Check each line of the entries below for the string "content" and state how many lines have it, with no other text.

## Records for this exercise
******
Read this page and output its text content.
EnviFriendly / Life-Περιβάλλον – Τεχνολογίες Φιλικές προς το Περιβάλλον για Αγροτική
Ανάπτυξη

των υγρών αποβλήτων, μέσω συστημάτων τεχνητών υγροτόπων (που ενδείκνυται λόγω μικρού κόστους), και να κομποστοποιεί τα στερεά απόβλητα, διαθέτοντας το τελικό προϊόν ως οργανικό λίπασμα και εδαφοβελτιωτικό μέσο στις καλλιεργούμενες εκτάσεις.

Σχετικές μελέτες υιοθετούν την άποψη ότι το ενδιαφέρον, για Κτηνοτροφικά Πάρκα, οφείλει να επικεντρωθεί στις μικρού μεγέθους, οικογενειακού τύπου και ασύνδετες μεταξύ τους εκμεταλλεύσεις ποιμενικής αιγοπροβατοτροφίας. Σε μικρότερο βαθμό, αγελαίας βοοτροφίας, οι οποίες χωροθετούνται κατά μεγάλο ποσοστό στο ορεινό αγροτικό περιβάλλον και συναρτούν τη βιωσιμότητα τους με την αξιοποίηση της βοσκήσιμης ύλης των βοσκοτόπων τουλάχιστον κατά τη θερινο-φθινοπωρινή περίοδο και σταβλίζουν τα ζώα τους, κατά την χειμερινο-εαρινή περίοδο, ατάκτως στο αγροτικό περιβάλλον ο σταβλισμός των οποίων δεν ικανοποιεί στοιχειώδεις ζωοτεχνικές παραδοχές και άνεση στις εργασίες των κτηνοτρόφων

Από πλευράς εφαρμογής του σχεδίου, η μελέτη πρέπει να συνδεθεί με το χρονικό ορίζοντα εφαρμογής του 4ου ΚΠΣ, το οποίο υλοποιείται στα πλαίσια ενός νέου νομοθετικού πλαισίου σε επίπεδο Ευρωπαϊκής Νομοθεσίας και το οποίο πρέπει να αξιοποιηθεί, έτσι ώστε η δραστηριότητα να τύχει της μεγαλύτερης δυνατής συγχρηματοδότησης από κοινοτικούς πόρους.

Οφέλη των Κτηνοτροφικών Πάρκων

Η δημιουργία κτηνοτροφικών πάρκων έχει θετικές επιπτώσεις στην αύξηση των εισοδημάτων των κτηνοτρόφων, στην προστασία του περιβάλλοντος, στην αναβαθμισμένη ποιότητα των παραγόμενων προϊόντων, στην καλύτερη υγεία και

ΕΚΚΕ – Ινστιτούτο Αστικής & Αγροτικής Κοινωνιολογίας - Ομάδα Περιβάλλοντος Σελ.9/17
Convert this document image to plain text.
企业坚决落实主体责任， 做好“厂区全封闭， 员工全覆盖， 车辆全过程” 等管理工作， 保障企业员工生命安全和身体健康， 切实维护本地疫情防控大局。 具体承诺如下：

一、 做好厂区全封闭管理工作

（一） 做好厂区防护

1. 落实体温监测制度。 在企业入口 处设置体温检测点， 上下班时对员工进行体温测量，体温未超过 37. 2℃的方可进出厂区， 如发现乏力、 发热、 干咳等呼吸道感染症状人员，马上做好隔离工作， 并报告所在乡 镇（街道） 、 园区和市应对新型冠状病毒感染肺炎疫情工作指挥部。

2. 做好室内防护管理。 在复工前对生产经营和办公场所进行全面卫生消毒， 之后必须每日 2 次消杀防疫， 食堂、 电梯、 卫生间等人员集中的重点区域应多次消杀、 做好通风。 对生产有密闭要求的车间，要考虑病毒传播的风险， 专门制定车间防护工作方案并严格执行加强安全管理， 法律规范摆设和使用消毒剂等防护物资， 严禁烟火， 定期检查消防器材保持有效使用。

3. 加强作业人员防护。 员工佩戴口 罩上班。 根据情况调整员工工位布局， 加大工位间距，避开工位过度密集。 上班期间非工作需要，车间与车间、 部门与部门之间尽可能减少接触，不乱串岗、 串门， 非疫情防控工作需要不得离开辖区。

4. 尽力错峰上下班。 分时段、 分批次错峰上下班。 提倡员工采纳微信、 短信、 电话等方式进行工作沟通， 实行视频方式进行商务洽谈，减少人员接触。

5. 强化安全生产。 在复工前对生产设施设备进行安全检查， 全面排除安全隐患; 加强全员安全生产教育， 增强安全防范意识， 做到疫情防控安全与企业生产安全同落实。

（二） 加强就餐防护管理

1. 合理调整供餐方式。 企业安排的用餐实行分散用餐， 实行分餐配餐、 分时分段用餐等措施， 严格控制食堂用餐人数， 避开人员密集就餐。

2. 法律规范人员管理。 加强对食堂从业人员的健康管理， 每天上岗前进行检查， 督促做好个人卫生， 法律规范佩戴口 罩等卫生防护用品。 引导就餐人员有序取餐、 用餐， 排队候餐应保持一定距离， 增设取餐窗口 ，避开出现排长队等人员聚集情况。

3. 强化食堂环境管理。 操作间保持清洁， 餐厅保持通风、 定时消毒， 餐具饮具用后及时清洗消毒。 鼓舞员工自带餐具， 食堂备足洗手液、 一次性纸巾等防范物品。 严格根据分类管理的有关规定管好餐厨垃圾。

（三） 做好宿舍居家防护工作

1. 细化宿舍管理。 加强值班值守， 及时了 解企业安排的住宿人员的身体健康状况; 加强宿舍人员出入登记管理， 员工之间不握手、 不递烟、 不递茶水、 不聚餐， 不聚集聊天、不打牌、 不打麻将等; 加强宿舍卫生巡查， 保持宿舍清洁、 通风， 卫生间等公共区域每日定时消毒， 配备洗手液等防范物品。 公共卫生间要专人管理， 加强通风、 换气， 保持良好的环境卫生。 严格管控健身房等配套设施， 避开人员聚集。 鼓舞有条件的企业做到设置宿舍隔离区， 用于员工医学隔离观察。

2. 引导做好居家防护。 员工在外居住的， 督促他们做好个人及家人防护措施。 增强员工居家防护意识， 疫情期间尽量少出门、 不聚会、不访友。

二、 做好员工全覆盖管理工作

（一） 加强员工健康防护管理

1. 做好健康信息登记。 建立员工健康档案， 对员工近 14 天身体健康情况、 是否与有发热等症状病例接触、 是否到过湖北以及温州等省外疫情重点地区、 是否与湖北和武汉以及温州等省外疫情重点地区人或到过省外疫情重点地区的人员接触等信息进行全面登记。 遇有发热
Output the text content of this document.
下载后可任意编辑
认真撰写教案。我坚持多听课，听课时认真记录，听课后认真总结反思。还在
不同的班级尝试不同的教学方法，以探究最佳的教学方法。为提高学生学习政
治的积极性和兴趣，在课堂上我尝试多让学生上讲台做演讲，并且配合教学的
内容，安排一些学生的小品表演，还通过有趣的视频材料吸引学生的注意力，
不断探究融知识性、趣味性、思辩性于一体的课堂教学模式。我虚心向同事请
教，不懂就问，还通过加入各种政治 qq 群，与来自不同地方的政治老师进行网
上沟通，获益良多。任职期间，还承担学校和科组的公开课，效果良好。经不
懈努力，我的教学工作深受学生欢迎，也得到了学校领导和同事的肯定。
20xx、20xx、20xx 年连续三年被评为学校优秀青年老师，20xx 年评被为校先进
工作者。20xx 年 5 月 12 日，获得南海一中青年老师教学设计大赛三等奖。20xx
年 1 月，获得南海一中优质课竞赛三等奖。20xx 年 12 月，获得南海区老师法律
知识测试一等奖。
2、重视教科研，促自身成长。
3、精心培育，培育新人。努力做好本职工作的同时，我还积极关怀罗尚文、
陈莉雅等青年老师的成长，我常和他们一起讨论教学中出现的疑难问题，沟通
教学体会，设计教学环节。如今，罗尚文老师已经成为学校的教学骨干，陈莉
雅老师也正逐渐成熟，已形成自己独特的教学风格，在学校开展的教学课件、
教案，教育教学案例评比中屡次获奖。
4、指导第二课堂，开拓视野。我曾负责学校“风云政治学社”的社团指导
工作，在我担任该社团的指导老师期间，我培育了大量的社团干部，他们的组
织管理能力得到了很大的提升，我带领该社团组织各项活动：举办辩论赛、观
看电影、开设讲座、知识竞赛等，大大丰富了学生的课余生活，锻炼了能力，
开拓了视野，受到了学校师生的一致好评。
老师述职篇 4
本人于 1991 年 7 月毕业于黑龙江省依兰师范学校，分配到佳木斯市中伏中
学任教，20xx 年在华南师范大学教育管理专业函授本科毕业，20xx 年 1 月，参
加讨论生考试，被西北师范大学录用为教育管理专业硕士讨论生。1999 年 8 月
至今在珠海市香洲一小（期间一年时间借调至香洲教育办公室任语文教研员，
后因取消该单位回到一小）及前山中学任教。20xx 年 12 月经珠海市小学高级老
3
******
## Output for this task
2